**Tujuan Latihan:**
Salin tanpa perubahan bagian berita tentang sengketa lahan di Banyuasin di bawah ini, mulai dari "Kaganga.com PALEMBANG –" sampai "lahan secara ilegal.".

-------- Kutipan

Kaganga.com PALEMBANG – Sengketa lahan pertanian seluas lebih dari 170 hektare mencuat di Kabupaten Banyuasin, Sumatera Selatan. Ketua Kelompok Tani Desa Air Solok, Kecamatan Air Saleh, Okeng (54), melaporkan dugaan penyerobotan lahan dan pemalsuan dokumen ke Kepolisian Daerah Sumatera Selatan (Polda Sumsel), Senin (4/8/2025).
Okeng datang bersama kuasa hukumnya, Novel Suwa, SH, serta sejumlah petani yang juga mengaku menjadi korban. Mereka menuding ada sekitar sepuluh orang yang terlibat dalam penguasaan lahan secara ilegal.
“Kami punya lahan sah secara hukum, dibuktikan dengan Sertifikat Hak Milik (SHM) seluas dua hektare. Tapi saat kami mengelola lahan pembibitan, justru diusir paksa oleh orang-orang yang mengaku sebagai pemilik,” ujar Okeng usai membuat laporan di Polda Sumsel.
Para petani mengklaim memiliki dokumen resmi atas lahan tersebut. Namun sejak beberapa waktu terakhir, mereka dihalangi untuk menggarapnya. Total lahan yang dikuasai oleh kelompok yang diduga mafia tanah tersebut mencapai sekitar 170 hektare.
Kuasa hukum korban, Novel Suwa, mengatakan pihak terlapor mengklaim lahan tersebut berdasarkan dokumen lama yang disebut “surat parit” tahun 1976. Namun dokumen itu dinilai tidak sah karena tidak memiliki dasar hukum yang kuat, titik koordinat tidak jelas, dan tidak didukung bukti kepemilikan.
“Para pelaku kami laporkan atas dugaan tindak pidana penyerobotan lahan dan pemalsuan dokumen sesuai Pasal 383 dan 266 KUHP. Ada sekitar 120 petani yang lahannya diserobot,” jelas Novel.
Akibat kejadian ini, para petani mengaku mengalami kerugian materiil mencapai Rp6 miliar. Kerugian tersebut mencakup biaya pembukaan lahan, penebangan pohon, pemasangan patok batas, pembangunan pondok kerja, serta biaya operasional lainnya.

----------------
-------- Daftar Data

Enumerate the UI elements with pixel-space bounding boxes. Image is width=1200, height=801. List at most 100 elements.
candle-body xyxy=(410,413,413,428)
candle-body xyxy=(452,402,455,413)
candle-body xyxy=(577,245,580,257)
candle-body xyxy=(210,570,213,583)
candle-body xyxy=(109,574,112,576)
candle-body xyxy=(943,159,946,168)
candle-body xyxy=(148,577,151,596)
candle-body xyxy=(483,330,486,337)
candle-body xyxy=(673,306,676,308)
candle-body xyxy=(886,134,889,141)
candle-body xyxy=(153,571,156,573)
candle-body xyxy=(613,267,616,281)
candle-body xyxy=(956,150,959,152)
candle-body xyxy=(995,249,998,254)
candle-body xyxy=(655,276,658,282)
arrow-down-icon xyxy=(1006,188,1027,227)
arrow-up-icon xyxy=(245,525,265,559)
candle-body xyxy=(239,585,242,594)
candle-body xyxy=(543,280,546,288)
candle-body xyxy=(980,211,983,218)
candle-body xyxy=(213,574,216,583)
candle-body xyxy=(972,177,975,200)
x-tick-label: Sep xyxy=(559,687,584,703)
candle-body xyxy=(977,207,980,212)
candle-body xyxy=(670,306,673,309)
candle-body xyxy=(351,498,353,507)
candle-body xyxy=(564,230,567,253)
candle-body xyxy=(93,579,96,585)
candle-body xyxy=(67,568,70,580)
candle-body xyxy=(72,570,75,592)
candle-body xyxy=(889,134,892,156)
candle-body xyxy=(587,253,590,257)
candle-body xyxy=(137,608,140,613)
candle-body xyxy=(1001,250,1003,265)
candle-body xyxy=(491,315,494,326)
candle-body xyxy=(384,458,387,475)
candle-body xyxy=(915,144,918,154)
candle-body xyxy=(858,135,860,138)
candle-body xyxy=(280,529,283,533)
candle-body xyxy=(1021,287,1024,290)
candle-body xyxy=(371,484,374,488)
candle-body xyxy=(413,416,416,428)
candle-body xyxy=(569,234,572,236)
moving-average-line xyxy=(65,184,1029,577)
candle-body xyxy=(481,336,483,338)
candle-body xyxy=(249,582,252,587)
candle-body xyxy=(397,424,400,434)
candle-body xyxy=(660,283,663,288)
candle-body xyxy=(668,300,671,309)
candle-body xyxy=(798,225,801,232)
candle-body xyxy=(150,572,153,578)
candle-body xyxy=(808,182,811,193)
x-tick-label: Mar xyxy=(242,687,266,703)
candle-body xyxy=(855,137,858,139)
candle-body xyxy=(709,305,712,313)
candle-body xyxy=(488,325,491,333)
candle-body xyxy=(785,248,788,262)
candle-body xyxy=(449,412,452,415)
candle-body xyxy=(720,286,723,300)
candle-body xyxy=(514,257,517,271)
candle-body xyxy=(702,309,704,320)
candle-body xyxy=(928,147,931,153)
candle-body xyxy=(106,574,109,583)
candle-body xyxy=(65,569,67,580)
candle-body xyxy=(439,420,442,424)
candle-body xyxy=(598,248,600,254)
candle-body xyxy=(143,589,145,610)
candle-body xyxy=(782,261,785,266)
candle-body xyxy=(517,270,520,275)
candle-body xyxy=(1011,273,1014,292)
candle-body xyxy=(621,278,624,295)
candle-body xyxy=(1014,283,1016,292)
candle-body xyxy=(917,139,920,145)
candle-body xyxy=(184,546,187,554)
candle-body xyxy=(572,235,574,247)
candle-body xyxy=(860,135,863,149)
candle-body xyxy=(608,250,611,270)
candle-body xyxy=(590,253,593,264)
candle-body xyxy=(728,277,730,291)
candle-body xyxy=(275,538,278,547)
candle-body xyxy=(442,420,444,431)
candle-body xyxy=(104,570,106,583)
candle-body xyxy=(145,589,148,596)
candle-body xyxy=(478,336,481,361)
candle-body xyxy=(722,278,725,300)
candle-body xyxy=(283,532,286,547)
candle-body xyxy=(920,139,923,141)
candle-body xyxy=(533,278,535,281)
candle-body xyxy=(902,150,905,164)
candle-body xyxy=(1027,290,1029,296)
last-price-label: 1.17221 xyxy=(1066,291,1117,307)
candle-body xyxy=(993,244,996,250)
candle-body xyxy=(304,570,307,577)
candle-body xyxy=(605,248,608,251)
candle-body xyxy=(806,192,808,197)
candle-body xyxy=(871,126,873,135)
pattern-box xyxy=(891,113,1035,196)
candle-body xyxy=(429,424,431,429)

----------------

**Penyelesaian Latihan:**
Kaganga.com PALEMBANG – Sengketa lahan pertanian seluas lebih dari 170 hektare mencuat di Kabupaten Banyuasin, Sumatera Selatan. Ketua Kelompok Tani Desa Air Solok, Kecamatan Air Saleh, Okeng (54), melaporkan dugaan penyerobotan lahan dan pemalsuan dokumen ke Kepolisian Daerah Sumatera Selatan (Polda Sumsel), Senin (4/8/2025).
Okeng datang bersama kuasa hukumnya, Novel Suwa, SH, serta sejumlah petani yang juga mengaku menjadi korban. Mereka menuding ada sekitar sepuluh orang yang terlibat dalam penguasaan lahan secara ilegal.